Directions ▸ Records follow. Pull out every line that contains "grid".

[Stored items from a collection]
— begin —

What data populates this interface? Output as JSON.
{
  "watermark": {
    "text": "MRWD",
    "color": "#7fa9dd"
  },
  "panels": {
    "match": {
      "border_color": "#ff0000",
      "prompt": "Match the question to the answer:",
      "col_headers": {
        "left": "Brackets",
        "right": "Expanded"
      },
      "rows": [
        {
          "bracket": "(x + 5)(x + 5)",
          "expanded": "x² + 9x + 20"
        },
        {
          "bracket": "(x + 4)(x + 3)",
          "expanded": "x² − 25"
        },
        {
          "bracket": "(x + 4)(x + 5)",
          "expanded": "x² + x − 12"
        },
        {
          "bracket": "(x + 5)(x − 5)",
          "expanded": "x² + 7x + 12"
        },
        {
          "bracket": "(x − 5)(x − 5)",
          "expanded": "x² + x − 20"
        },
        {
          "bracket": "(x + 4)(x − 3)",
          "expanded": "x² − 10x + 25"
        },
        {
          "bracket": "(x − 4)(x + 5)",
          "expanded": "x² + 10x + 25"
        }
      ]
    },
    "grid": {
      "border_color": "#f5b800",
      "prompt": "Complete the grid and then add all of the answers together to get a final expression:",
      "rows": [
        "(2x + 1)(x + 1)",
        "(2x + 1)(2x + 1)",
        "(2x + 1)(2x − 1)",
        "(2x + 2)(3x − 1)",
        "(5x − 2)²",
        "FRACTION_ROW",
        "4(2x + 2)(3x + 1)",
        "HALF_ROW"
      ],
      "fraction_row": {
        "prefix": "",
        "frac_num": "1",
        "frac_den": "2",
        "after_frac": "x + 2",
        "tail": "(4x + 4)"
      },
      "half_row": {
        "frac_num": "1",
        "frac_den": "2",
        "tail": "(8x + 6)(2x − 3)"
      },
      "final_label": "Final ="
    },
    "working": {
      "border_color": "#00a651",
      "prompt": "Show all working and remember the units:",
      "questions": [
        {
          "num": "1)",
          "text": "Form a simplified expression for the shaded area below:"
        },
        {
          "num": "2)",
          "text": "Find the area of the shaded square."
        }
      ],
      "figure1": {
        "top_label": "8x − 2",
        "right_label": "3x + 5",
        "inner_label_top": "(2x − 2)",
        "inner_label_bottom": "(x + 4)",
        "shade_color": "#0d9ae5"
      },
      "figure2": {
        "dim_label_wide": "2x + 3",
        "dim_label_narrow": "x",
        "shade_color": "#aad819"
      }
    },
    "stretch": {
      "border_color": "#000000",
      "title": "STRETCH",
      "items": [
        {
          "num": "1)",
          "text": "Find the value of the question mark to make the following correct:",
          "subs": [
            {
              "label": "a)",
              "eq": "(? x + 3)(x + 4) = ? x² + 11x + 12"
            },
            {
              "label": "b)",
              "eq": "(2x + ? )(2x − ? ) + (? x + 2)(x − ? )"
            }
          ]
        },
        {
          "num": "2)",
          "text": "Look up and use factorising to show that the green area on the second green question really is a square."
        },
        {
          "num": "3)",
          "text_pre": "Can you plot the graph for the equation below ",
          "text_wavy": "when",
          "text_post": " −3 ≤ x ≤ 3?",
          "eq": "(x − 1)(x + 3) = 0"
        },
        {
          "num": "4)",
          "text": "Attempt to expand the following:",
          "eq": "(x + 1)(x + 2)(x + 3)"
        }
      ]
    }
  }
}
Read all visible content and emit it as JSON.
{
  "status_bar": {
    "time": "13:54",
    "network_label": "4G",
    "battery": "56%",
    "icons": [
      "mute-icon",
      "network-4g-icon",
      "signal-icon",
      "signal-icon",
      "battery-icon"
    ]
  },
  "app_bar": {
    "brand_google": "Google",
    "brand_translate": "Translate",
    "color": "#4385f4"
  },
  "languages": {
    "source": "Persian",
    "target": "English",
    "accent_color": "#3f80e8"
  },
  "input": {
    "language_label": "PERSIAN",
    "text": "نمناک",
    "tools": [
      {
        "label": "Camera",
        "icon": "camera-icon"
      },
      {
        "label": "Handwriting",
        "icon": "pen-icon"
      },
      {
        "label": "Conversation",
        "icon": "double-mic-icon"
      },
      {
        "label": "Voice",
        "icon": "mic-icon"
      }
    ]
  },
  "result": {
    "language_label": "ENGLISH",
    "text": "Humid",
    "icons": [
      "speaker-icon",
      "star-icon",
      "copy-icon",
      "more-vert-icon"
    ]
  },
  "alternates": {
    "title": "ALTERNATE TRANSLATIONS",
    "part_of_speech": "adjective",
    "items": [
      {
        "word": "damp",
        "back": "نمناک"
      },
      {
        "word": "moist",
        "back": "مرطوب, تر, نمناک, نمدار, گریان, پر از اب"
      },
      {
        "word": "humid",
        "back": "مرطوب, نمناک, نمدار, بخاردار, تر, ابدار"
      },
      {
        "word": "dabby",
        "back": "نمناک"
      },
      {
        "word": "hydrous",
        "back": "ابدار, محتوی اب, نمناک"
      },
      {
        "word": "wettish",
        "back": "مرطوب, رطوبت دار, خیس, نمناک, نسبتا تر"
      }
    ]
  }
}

— end —

Result of this exercise ▸
    "grid": {
      "prompt": "Complete the grid and then add all of the answers together to get a final expression:",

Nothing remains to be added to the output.